[start Data excerpts]

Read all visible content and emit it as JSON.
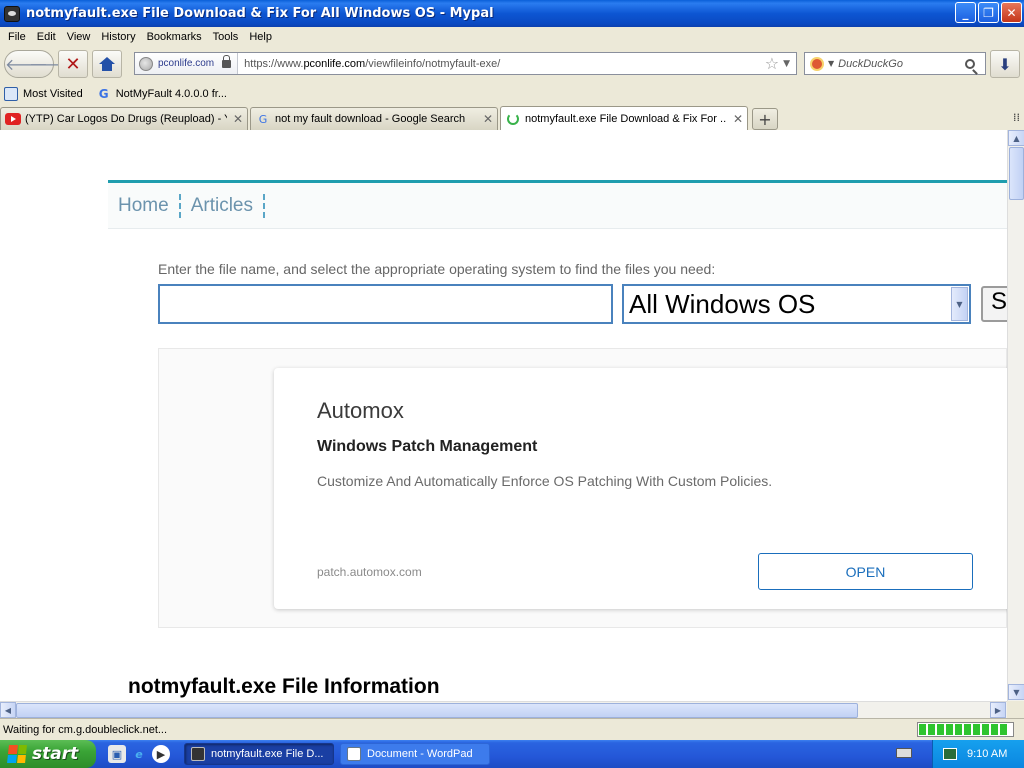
{
  "window": {
    "title": "notmyfault.exe File Download & Fix For All Windows OS - Mypal"
  },
  "menu": [
    "File",
    "Edit",
    "View",
    "History",
    "Bookmarks",
    "Tools",
    "Help"
  ],
  "toolbar": {
    "site_identity": "pconlife.com",
    "url_prefix": "https://www.",
    "url_domain": "pconlife.com",
    "url_path": "/viewfileinfo/notmyfault-exe/",
    "search_placeholder": "DuckDuckGo"
  },
  "bookmarks": [
    {
      "label": "Most Visited",
      "icon": "most-visited-icon"
    },
    {
      "label": "NotMyFault 4.0.0.0 fr...",
      "icon": "google-icon"
    }
  ],
  "tabs": [
    {
      "label": "(YTP) Car Logos Do Drugs (Reupload) - Y...",
      "icon": "youtube-icon"
    },
    {
      "label": "not my fault download - Google Search",
      "icon": "google-icon"
    },
    {
      "label": "notmyfault.exe File Download & Fix For ...",
      "icon": "loading-icon",
      "active": true
    }
  ],
  "page": {
    "nav": [
      "Home",
      "Articles"
    ],
    "search_label": "Enter the file name, and select the appropriate operating system to find the files you need:",
    "filename_value": "",
    "os_selected": "All Windows OS",
    "search_button": "S",
    "ad": {
      "title": "Automox",
      "subtitle": "Windows Patch Management",
      "description": "Customize And Automatically Enforce OS Patching With Custom Policies.",
      "url": "patch.automox.com",
      "button": "OPEN"
    },
    "heading": "notmyfault.exe File Information"
  },
  "status": {
    "text": "Waiting for cm.g.doubleclick.net..."
  },
  "taskbar": {
    "start": "start",
    "tasks": [
      {
        "label": "notmyfault.exe File D...",
        "active": true
      },
      {
        "label": "Document - WordPad",
        "active": false
      }
    ],
    "clock": "9:10 AM"
  },
  "colors": {
    "accent": "#1f9dae",
    "link": "#6b93ad",
    "ad_button": "#1a6ebc"
  }
}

[end Data excerpts]

• Task goal: Your job is to transcribe the entries above exactly; skip the pictures.

• Final result:
Read all visible content and emit it as JSON.
{
  "window": {
    "title": "notmyfault.exe File Download & Fix For All Windows OS - Mypal"
  },
  "menu": [
    "File",
    "Edit",
    "View",
    "History",
    "Bookmarks",
    "Tools",
    "Help"
  ],
  "toolbar": {
    "site_identity": "pconlife.com",
    "url_prefix": "https://www.",
    "url_domain": "pconlife.com",
    "url_path": "/viewfileinfo/notmyfault-exe/",
    "search_placeholder": "DuckDuckGo"
  },
  "bookmarks": [
    {
      "label": "Most Visited",
      "icon": "most-visited-icon"
    },
    {
      "label": "NotMyFault 4.0.0.0 fr...",
      "icon": "google-icon"
    }
  ],
  "tabs": [
    {
      "label": "(YTP) Car Logos Do Drugs (Reupload) - Y...",
      "icon": "youtube-icon"
    },
    {
      "label": "not my fault download - Google Search",
      "icon": "google-icon"
    },
    {
      "label": "notmyfault.exe File Download & Fix For ...",
      "icon": "loading-icon",
      "active": true
    }
  ],
  "page": {
    "nav": [
      "Home",
      "Articles"
    ],
    "search_label": "Enter the file name, and select the appropriate operating system to find the files you need:",
    "filename_value": "",
    "os_selected": "All Windows OS",
    "search_button": "S",
    "ad": {
      "title": "Automox",
      "subtitle": "Windows Patch Management",
      "description": "Customize And Automatically Enforce OS Patching With Custom Policies.",
      "url": "patch.automox.com",
      "button": "OPEN"
    },
    "heading": "notmyfault.exe File Information"
  },
  "status": {
    "text": "Waiting for cm.g.doubleclick.net..."
  },
  "taskbar": {
    "start": "start",
    "tasks": [
      {
        "label": "notmyfault.exe File D...",
        "active": true
      },
      {
        "label": "Document - WordPad",
        "active": false
      }
    ],
    "clock": "9:10 AM"
  },
  "colors": {
    "accent": "#1f9dae",
    "link": "#6b93ad",
    "ad_button": "#1a6ebc"
  }
}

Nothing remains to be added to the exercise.